→ Requirement 1: What does the metallurgical gas-feeding text say the condensable or evaporable component usually is?

Specialized metallurgical processes – compositions for use therei – Processes – Producing or treating free metal
Reexamination Certificate
2002-06-19
2004-10-12
Kastler, Scott (Department: 1742)
Specialized metallurgical processes, compositions for use therei
Processes
Producing or treating free metal
C266S225000, C266S268000
Reexamination Certificate
active
06802887
ABSTRACT:
The invention relates to a method for feeding a gas into a metallurgical vessel, a condensable and/or evaporable component in the gaseous and/or liquid state being entrained by the gas, and the gas being fed to the metallurgical vessel via one or more gas supply means, and to a gas supply means for carrying out the method.
Metallurgical vessels, in particular melter gasifiers, are fed an oxygen-containing gas, for example air or oxygen-enriched air or technical-grade oxygen, via gas nozzles. For process control purposes and to influence the method, it is necessary for a condensable or evaporable component to be blown into the metallurgical vessel together with the corresponding gas. This component is generally formed by water or steam.
A melter gasifier is fed with steam in order to allow the flame temperatures at the oxygen nozzles to be influenced. Since steam is not always available, a further possibility is to supply liquid water in atomized form. In the case of water in the liquid state, as well as the endothermic gasification reaction (H
2
O+C==>H
2
+CO) which takes place in any case, the heat of evaporation which is to be applied after the water has been blown in additionally serves to influence the temperature.
However, with both measures there is a risk of water which has condensed or is still liquid flowing through the nozzle passage to the refractory material of the melter gasifier, where it can damage the masonry work. Early atomization does not solve this problem, since the water constantly reaches the inner wall of the nozzle passage, where it forms a film of water.
Therefore, the object of the present invention is to provide a method, of feeding gas which contains a condensable and/or evaporable component in the gaseous and/or liquid state entrained therein in which possible damage to the gas supply means is considerably reduced or prevented altogether.

→ Requirement 2: Starting at the first line of the records and ending with the line that contains "- commentary-line: الظهر", write those lines out again, swapping "bbox" for "bounding box" and leaving everything else unchanged.

→ Information supplied:
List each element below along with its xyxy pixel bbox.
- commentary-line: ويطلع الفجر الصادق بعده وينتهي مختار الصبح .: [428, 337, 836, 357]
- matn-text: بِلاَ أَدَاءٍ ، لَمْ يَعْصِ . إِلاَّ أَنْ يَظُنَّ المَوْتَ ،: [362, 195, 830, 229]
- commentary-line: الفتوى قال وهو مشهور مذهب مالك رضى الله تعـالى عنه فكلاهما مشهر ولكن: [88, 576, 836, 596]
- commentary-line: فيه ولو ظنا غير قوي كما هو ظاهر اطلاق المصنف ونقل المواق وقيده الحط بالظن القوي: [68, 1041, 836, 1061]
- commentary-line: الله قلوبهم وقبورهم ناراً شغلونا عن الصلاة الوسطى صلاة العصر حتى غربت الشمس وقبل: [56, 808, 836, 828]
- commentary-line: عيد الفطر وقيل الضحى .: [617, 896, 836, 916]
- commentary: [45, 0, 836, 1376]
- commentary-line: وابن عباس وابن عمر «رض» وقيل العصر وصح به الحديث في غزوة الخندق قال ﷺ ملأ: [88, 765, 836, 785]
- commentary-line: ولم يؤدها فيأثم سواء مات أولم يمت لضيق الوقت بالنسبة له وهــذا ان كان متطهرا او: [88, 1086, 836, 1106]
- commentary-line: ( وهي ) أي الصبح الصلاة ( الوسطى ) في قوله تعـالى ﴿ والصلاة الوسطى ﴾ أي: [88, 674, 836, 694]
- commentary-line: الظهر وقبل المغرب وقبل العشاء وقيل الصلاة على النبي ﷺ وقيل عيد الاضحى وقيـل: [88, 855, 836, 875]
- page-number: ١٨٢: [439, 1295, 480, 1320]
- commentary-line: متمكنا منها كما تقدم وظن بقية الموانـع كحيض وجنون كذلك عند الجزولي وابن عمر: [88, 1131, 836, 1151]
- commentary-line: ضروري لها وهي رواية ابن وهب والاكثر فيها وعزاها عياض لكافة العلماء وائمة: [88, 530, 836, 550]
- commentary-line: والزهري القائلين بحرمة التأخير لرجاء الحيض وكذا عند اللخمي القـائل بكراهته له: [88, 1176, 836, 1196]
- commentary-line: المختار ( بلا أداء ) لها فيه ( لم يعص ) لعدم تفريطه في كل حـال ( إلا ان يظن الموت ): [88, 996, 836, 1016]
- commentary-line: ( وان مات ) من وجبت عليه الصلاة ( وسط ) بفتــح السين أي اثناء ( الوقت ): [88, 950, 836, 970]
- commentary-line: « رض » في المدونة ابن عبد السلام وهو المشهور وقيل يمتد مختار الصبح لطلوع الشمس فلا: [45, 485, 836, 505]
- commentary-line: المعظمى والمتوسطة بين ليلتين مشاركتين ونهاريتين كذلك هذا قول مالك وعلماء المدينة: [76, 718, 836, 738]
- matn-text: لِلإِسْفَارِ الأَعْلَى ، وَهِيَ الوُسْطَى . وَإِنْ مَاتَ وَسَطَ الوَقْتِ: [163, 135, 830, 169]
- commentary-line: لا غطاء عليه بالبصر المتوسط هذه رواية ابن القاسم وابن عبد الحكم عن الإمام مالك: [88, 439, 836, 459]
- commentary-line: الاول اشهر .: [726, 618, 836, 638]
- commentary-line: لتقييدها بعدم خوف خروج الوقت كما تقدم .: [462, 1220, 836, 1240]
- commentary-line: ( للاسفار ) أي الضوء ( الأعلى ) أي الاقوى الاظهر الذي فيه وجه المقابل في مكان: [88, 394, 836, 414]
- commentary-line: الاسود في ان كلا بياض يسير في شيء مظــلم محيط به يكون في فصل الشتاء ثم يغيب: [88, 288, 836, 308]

→ Full response 1: Water or steam.

→ Full response 2:
List each element below along with its xyxy pixel bounding box.
- commentary-line: ويطلع الفجر الصادق بعده وينتهي مختار الصبح .: [428, 337, 836, 357]
- matn-text: بِلاَ أَدَاءٍ ، لَمْ يَعْصِ . إِلاَّ أَنْ يَظُنَّ المَوْتَ ،: [362, 195, 830, 229]
- commentary-line: الفتوى قال وهو مشهور مذهب مالك رضى الله تعـالى عنه فكلاهما مشهر ولكن: [88, 576, 836, 596]
- commentary-line: فيه ولو ظنا غير قوي كما هو ظاهر اطلاق المصنف ونقل المواق وقيده الحط بالظن القوي: [68, 1041, 836, 1061]
- commentary-line: الله قلوبهم وقبورهم ناراً شغلونا عن الصلاة الوسطى صلاة العصر حتى غربت الشمس وقبل: [56, 808, 836, 828]
- commentary-line: عيد الفطر وقيل الضحى .: [617, 896, 836, 916]
- commentary: [45, 0, 836, 1376]
- commentary-line: وابن عباس وابن عمر «رض» وقيل العصر وصح به الحديث في غزوة الخندق قال ﷺ ملأ: [88, 765, 836, 785]
- commentary-line: ولم يؤدها فيأثم سواء مات أولم يمت لضيق الوقت بالنسبة له وهــذا ان كان متطهرا او: [88, 1086, 836, 1106]
- commentary-line: ( وهي ) أي الصبح الصلاة ( الوسطى ) في قوله تعـالى ﴿ والصلاة الوسطى ﴾ أي: [88, 674, 836, 694]
- commentary-line: الظهر وقبل المغرب وقبل العشاء وقيل الصلاة على النبي ﷺ وقيل عيد الاضحى وقيـل: [88, 855, 836, 875]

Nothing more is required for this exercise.